- _GOAL_: Reply only with how many lines contain the word "text".

- _AVAILABLE DATA_:

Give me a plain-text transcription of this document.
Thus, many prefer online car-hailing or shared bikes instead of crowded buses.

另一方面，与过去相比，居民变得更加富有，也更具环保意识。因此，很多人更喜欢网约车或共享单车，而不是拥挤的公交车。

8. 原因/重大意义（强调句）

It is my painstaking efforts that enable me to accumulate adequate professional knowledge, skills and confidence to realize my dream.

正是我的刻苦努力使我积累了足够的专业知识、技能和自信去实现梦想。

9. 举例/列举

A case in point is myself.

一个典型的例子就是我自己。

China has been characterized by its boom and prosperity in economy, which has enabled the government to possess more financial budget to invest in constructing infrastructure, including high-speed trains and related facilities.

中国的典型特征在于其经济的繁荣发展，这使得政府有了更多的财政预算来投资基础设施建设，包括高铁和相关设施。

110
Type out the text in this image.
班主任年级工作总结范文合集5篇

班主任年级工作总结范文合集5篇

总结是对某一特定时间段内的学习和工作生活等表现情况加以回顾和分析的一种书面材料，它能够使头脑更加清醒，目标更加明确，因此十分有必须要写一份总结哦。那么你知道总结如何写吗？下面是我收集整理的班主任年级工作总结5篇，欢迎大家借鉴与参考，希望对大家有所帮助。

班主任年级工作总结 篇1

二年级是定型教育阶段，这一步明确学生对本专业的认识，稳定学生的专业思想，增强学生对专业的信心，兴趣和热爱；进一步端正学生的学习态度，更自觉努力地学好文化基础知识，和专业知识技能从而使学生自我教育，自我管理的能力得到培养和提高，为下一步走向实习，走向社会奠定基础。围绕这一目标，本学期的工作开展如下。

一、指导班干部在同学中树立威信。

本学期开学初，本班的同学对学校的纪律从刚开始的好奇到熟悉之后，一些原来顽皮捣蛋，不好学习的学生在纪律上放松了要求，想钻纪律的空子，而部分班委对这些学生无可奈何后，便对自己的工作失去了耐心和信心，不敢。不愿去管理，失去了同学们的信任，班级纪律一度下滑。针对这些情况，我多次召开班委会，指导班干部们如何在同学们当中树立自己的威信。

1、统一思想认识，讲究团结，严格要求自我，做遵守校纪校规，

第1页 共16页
---
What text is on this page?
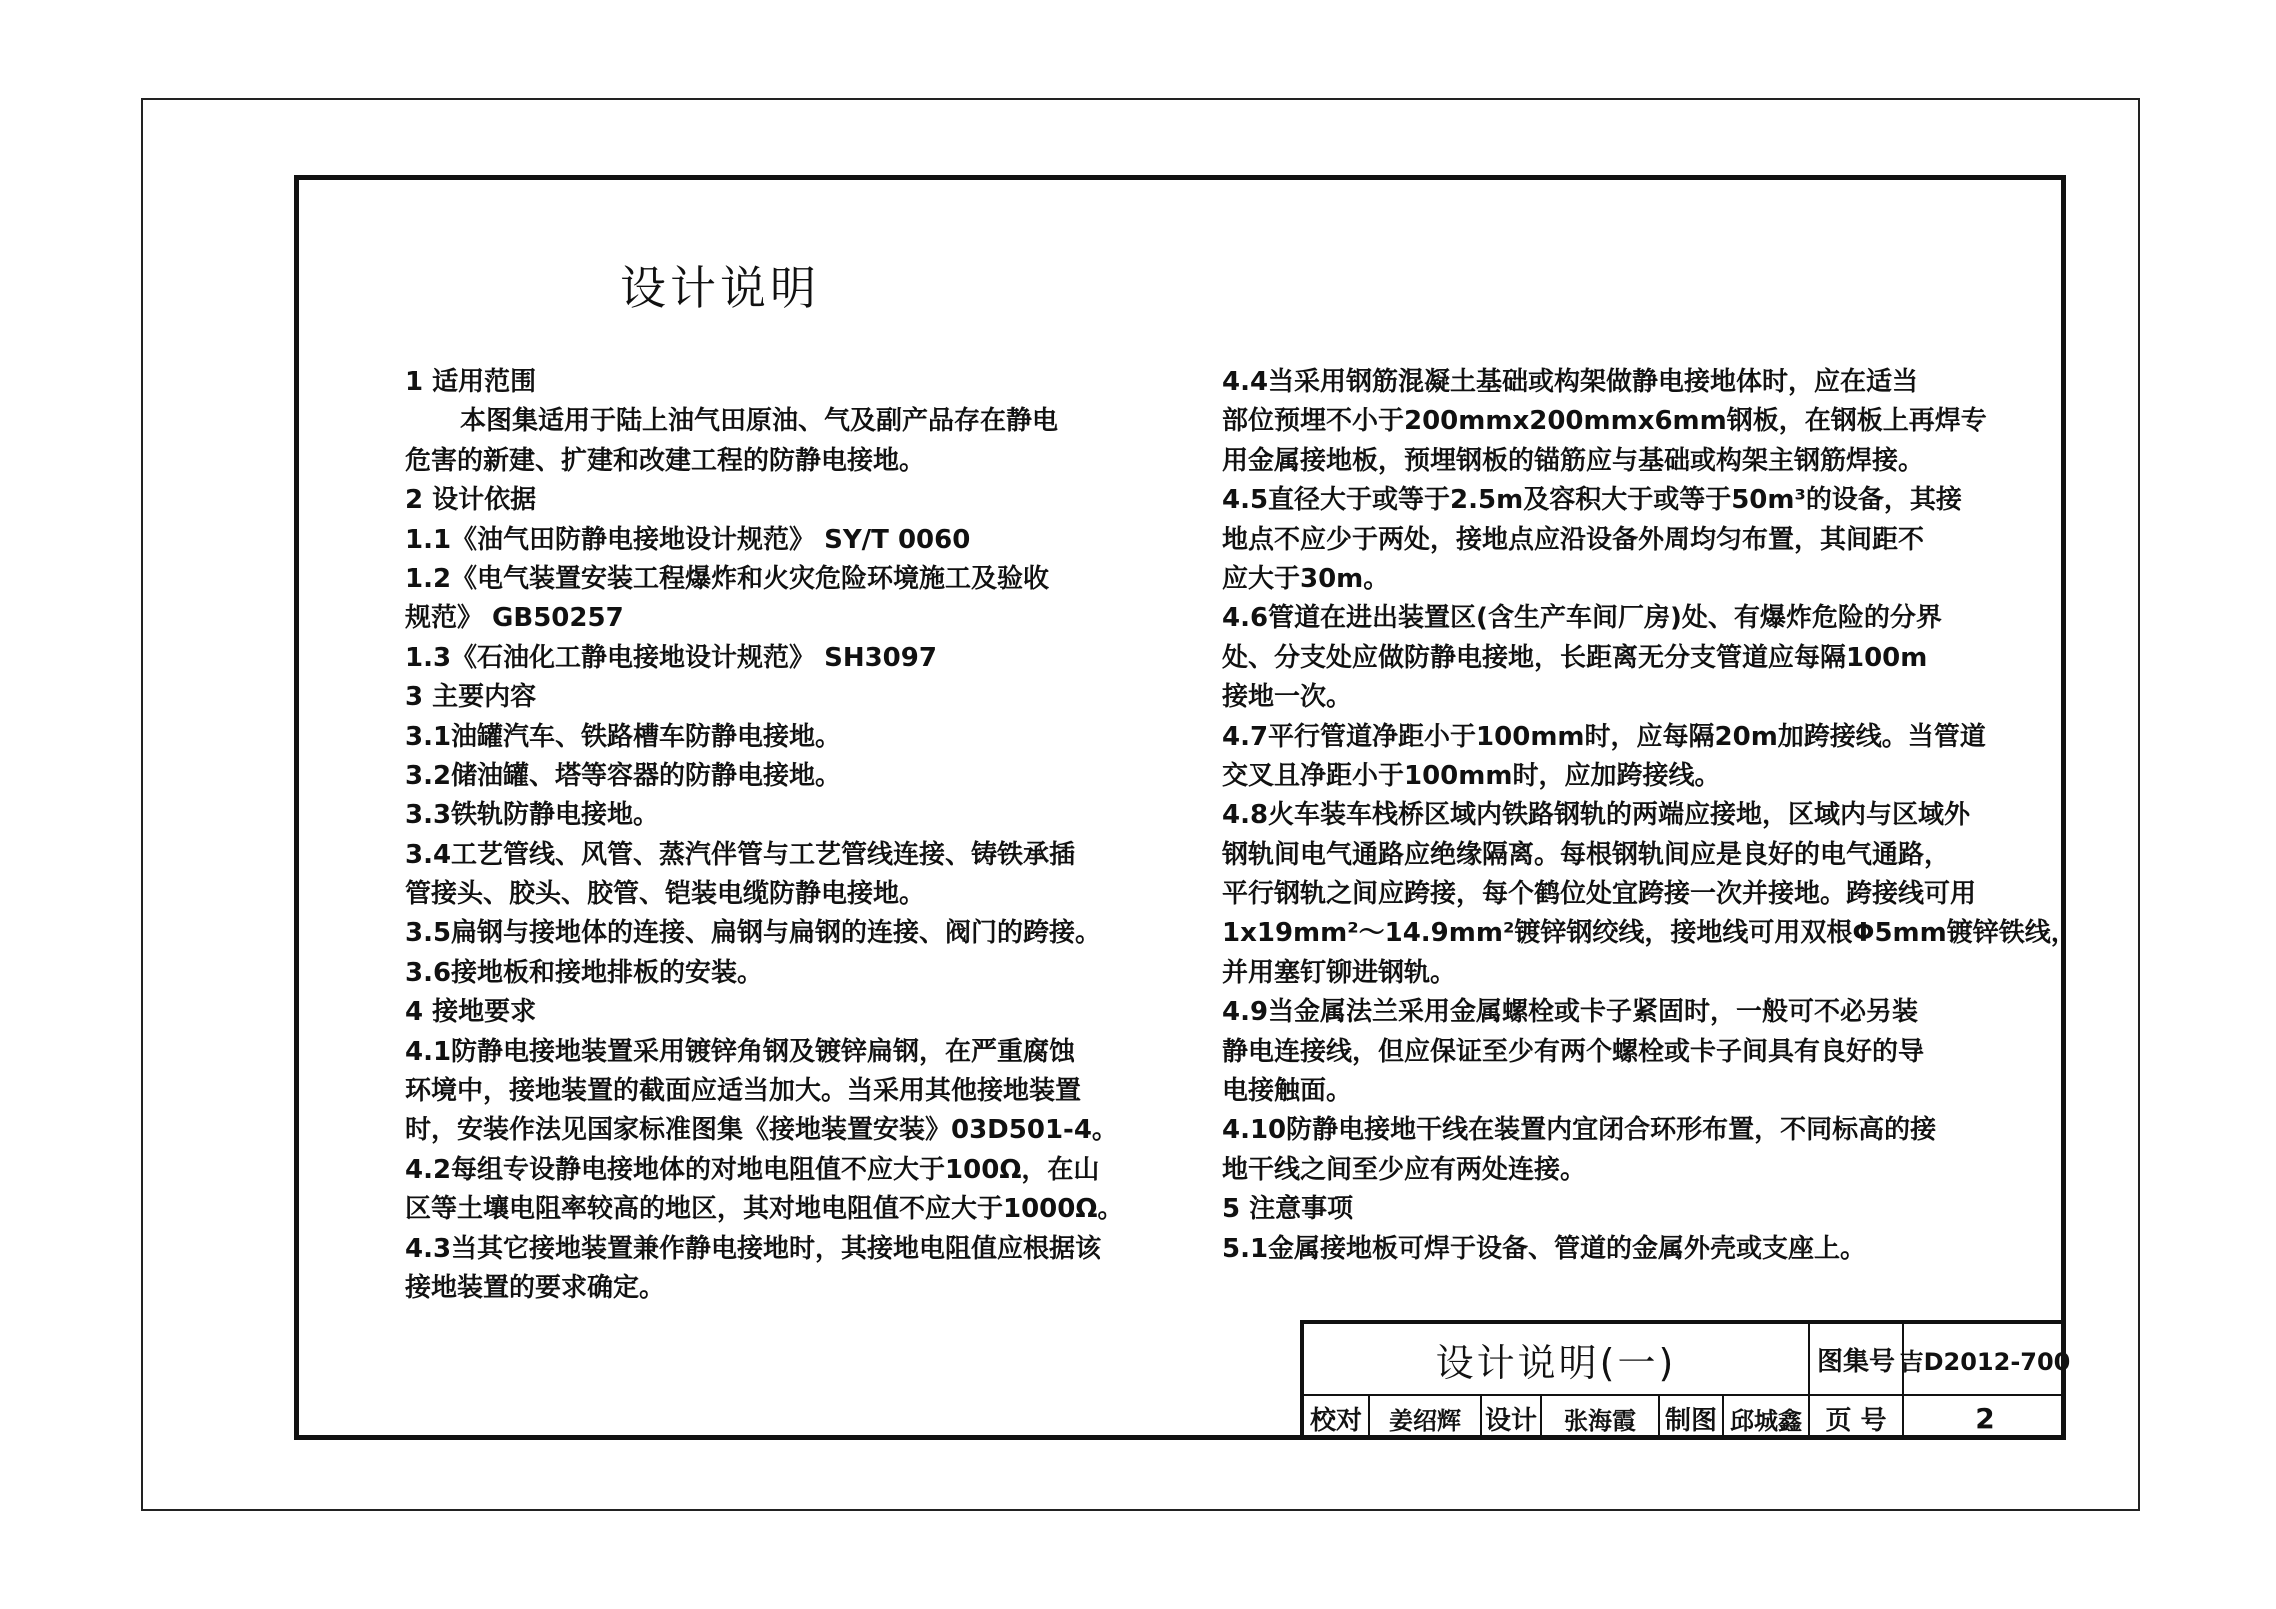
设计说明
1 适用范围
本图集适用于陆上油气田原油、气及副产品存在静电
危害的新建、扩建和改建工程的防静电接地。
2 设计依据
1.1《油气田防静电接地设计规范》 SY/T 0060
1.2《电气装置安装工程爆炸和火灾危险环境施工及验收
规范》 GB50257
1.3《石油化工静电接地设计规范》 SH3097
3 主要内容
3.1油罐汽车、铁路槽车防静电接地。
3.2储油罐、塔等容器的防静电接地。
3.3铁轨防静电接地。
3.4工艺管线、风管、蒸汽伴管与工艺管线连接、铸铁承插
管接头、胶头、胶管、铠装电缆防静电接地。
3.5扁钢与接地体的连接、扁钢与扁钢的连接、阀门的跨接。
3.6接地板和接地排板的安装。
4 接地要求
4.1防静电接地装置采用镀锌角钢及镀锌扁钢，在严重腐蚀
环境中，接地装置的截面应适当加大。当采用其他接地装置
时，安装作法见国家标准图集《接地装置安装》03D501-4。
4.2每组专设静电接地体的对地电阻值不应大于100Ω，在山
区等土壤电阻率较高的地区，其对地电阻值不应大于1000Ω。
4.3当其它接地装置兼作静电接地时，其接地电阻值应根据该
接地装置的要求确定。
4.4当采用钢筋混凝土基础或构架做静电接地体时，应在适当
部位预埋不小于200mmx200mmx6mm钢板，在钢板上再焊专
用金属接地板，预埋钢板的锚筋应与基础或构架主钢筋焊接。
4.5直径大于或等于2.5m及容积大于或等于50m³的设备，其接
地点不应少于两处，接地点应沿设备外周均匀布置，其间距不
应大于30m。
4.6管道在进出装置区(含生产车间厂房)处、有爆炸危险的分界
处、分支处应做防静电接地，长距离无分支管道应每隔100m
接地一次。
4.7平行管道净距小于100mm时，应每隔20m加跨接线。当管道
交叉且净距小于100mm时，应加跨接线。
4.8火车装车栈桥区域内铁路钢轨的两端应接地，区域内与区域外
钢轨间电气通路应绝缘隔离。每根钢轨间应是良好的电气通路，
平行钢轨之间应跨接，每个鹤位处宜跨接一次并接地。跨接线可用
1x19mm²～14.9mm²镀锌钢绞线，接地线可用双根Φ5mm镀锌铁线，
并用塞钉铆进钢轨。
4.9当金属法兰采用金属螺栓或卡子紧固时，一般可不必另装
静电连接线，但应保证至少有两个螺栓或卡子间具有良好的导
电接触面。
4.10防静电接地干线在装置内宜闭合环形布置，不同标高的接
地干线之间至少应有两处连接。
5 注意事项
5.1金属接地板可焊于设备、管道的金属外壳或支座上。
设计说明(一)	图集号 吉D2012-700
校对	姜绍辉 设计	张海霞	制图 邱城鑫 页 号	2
==
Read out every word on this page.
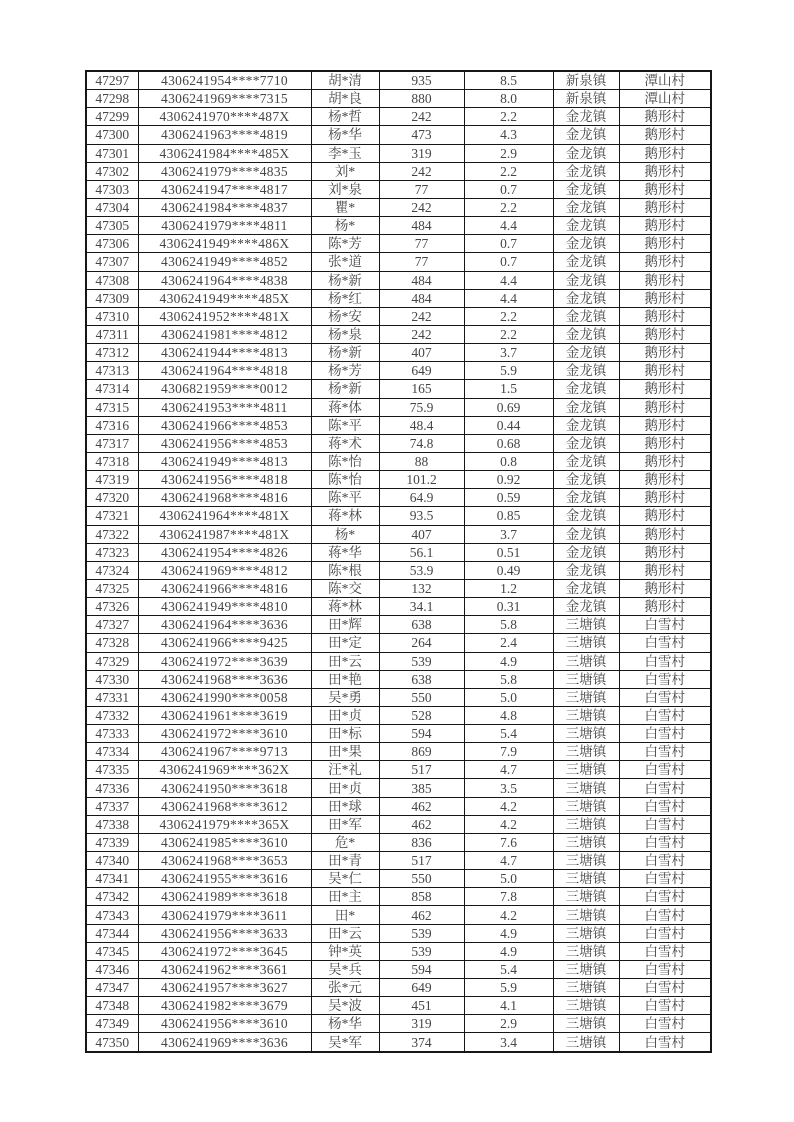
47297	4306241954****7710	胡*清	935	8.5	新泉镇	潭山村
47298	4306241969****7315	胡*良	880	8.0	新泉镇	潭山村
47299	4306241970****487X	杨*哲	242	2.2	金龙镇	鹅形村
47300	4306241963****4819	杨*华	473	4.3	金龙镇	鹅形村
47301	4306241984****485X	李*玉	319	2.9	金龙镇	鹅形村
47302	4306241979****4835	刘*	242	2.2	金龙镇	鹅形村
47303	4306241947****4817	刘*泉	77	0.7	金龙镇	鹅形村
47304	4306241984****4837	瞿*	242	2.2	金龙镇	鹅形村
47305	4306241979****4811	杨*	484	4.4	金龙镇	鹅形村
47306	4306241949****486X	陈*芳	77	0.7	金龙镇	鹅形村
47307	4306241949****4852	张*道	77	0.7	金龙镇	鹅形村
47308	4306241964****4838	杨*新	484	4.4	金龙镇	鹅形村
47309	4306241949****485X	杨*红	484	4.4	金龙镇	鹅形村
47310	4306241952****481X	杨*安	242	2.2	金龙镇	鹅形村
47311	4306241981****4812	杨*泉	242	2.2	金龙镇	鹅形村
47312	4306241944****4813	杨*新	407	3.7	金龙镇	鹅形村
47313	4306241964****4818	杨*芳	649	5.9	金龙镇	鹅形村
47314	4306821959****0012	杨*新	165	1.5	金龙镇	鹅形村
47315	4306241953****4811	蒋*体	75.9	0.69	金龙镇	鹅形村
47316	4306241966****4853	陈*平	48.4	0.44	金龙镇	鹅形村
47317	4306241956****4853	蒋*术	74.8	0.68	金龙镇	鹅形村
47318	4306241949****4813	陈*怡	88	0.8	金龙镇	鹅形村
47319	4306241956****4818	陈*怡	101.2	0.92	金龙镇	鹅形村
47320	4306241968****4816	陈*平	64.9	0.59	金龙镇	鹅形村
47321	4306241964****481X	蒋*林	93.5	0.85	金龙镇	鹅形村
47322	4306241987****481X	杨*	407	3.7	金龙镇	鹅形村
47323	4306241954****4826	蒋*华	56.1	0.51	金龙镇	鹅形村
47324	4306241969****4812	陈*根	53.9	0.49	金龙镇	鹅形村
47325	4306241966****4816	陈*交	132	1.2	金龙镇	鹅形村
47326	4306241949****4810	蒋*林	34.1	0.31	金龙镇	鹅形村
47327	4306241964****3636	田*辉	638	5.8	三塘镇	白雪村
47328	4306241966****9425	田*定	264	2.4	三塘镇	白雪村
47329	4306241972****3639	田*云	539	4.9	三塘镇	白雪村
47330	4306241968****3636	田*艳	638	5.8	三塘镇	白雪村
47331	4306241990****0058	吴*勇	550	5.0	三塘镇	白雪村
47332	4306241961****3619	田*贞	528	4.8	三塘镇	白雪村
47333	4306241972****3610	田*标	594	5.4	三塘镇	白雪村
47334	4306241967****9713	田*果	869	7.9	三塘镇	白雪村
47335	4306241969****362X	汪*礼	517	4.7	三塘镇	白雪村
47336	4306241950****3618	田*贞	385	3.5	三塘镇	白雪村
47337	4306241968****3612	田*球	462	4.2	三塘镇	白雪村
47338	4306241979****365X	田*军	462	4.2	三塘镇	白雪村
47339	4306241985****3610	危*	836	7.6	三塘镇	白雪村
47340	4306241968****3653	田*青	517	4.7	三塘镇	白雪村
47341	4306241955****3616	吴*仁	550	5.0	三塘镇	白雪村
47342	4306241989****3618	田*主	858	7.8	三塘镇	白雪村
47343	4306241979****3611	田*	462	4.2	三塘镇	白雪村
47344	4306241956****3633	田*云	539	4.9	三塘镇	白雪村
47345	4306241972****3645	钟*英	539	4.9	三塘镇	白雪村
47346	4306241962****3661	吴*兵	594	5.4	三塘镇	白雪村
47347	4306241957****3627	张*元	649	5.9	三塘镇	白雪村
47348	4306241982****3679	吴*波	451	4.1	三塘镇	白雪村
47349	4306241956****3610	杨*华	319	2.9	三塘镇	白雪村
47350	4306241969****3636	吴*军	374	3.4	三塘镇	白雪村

- _ANSWER TO THE PROBLEM_: 3